— START Input records —
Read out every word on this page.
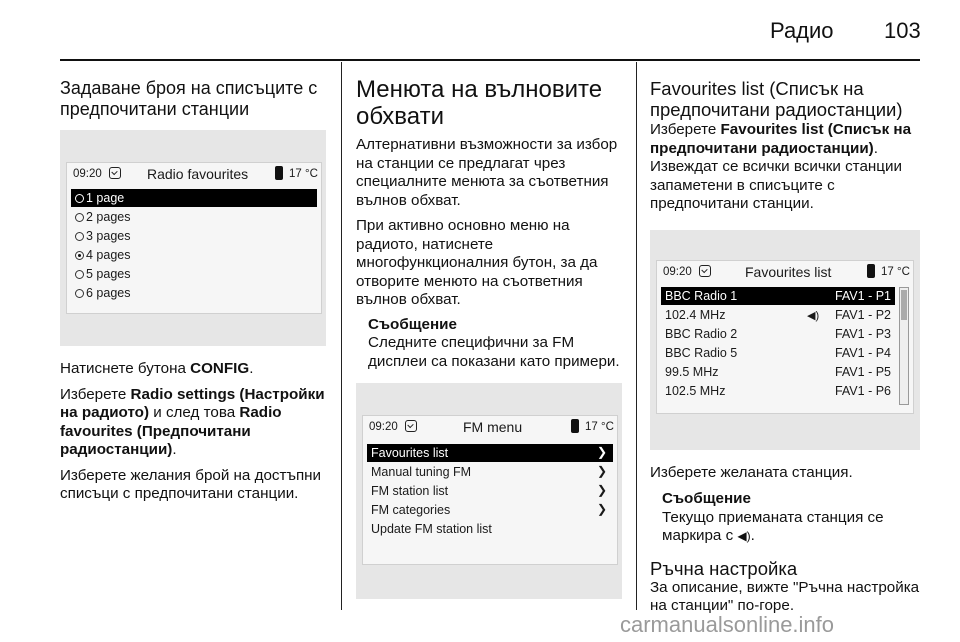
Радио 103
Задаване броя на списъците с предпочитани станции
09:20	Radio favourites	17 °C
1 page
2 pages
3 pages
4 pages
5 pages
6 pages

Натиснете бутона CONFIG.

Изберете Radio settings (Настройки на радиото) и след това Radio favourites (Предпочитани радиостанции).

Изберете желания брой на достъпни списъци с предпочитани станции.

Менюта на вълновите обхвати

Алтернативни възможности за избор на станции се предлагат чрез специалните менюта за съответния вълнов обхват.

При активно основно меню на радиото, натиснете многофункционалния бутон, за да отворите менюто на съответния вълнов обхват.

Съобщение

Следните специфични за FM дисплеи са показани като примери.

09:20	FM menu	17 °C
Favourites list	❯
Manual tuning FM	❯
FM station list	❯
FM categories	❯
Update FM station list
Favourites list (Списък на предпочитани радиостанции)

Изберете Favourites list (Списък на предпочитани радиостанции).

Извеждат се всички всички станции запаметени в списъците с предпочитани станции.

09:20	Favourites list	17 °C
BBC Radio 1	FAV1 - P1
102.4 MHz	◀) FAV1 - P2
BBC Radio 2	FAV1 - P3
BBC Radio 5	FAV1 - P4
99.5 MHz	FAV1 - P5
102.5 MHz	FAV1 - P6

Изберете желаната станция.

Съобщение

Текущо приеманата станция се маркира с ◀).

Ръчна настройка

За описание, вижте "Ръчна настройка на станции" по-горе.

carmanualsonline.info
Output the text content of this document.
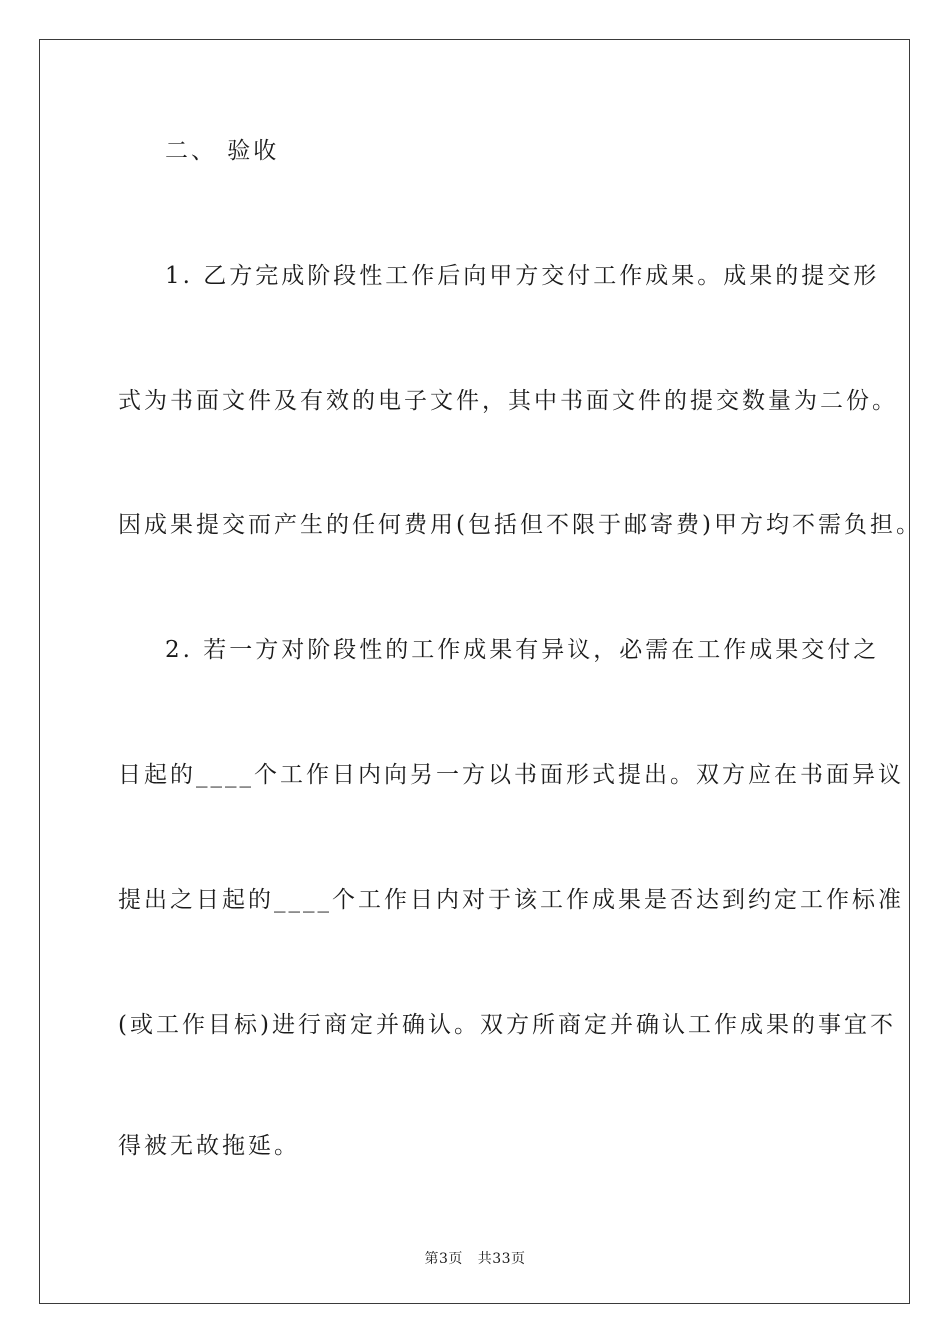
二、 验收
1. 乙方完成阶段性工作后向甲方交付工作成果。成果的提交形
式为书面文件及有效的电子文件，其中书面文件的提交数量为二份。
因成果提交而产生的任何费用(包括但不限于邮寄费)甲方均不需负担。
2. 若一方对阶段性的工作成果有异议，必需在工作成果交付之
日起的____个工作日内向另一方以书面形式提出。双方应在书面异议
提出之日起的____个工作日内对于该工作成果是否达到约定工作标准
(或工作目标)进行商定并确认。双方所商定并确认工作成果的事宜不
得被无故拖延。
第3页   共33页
— END Input records —
— START Input records —
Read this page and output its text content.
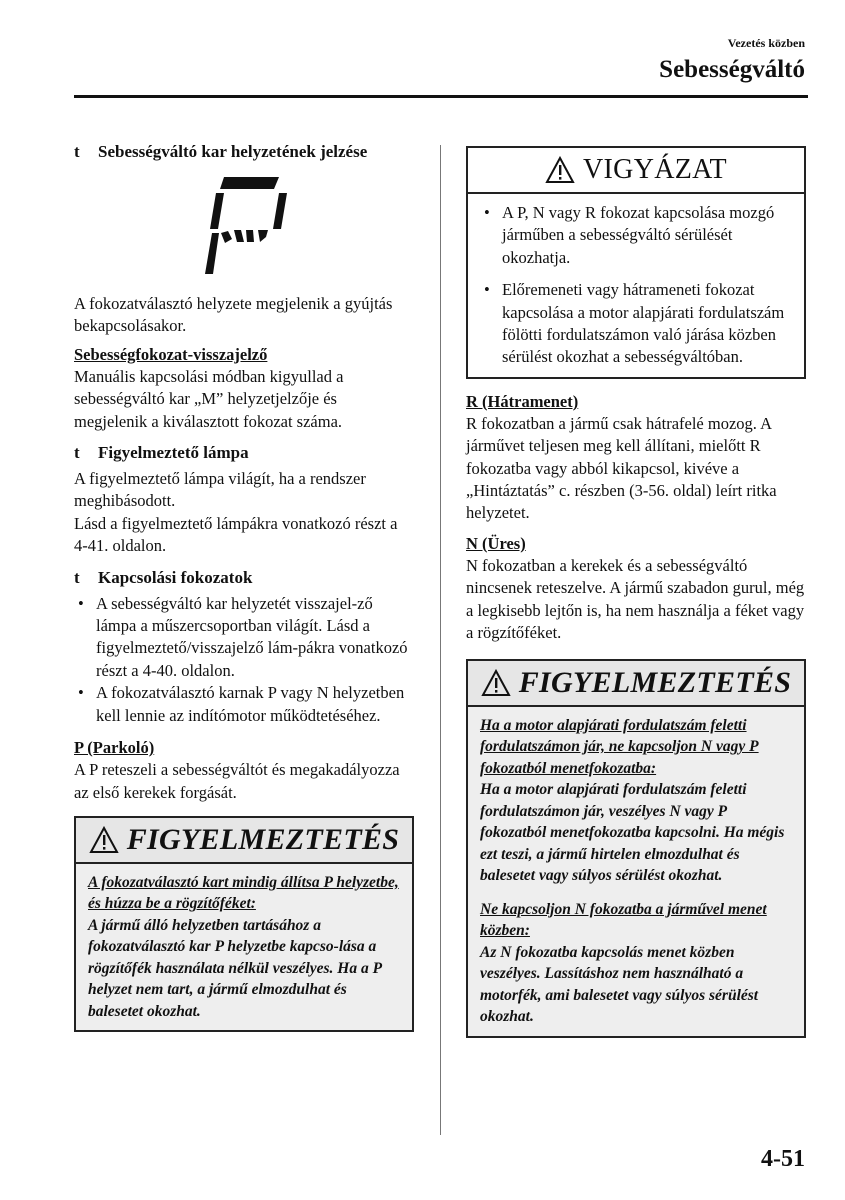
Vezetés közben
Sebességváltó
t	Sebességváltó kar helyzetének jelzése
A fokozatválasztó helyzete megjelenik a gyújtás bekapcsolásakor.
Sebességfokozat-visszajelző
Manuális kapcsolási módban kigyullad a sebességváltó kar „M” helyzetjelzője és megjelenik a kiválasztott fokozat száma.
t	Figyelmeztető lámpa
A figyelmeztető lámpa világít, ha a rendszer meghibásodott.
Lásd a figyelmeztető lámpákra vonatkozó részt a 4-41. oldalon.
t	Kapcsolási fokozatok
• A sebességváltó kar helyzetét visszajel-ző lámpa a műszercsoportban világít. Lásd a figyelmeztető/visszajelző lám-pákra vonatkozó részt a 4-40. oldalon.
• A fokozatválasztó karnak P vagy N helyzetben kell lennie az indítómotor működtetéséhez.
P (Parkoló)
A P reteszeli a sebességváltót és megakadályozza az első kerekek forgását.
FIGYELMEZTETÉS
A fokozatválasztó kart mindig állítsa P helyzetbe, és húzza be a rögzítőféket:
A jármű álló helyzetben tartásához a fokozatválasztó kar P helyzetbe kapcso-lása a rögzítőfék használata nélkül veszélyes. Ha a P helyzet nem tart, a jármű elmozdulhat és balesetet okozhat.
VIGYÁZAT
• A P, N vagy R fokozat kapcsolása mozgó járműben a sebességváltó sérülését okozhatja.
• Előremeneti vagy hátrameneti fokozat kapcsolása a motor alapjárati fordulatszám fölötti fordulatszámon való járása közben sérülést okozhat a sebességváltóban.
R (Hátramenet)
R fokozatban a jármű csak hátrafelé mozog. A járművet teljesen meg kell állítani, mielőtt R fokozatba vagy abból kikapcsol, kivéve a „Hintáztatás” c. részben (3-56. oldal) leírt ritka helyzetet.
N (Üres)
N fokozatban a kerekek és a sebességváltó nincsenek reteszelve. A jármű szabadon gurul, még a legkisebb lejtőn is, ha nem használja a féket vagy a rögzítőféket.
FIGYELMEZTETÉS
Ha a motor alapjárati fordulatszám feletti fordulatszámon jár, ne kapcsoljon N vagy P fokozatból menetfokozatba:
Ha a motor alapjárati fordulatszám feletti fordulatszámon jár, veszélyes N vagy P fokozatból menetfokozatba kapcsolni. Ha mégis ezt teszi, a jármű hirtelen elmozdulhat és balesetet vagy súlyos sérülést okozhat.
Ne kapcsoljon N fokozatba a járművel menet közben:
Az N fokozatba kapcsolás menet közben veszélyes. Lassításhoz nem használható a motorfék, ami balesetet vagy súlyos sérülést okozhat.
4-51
— END Input records —
— START Input records —
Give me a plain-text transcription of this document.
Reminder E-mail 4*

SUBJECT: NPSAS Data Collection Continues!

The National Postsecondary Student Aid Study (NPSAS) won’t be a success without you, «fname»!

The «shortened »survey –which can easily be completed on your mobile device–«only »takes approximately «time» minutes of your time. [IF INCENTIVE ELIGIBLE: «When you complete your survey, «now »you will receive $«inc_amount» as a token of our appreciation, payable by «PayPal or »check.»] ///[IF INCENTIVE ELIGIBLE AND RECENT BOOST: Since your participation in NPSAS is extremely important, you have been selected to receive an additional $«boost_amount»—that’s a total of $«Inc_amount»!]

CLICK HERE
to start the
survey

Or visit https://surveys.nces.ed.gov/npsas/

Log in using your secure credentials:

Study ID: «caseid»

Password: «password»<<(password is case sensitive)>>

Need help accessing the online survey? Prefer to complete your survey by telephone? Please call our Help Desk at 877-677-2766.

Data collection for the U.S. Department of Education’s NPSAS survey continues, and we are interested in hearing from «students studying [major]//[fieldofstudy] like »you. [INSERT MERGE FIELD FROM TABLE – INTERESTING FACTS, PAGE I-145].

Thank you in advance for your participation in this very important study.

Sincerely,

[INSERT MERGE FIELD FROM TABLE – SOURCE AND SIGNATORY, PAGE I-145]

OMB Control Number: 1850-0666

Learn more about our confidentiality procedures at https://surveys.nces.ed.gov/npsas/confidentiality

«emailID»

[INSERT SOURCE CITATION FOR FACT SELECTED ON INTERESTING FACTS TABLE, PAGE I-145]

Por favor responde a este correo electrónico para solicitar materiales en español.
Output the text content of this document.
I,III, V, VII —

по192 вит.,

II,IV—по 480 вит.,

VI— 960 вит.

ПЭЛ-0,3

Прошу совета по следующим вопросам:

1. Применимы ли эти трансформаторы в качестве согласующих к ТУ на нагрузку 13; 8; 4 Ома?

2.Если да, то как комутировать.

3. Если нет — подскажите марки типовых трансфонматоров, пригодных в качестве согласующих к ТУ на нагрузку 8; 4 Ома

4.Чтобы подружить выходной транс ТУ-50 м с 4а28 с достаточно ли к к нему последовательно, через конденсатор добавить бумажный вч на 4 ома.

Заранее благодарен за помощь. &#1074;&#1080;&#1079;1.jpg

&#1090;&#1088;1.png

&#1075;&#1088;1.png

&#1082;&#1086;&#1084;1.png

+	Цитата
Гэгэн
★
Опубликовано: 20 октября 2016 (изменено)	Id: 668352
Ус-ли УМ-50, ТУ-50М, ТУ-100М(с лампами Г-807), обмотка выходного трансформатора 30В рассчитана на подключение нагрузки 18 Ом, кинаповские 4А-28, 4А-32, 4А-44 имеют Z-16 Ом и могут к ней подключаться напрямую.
— END Input records —
§ **Task goal**:
Where does the word "Radio" appear? Return each line that holds it.

§ **Correct response**:
09:20	Radio favourites	17 °C
Изберете Radio settings (Настройки на радиото) и след това Radio favourites (Предпочитани радиостанции).
BBC Radio 1	FAV1 - P1
BBC Radio 2	FAV1 - P3
BBC Radio 5	FAV1 - P4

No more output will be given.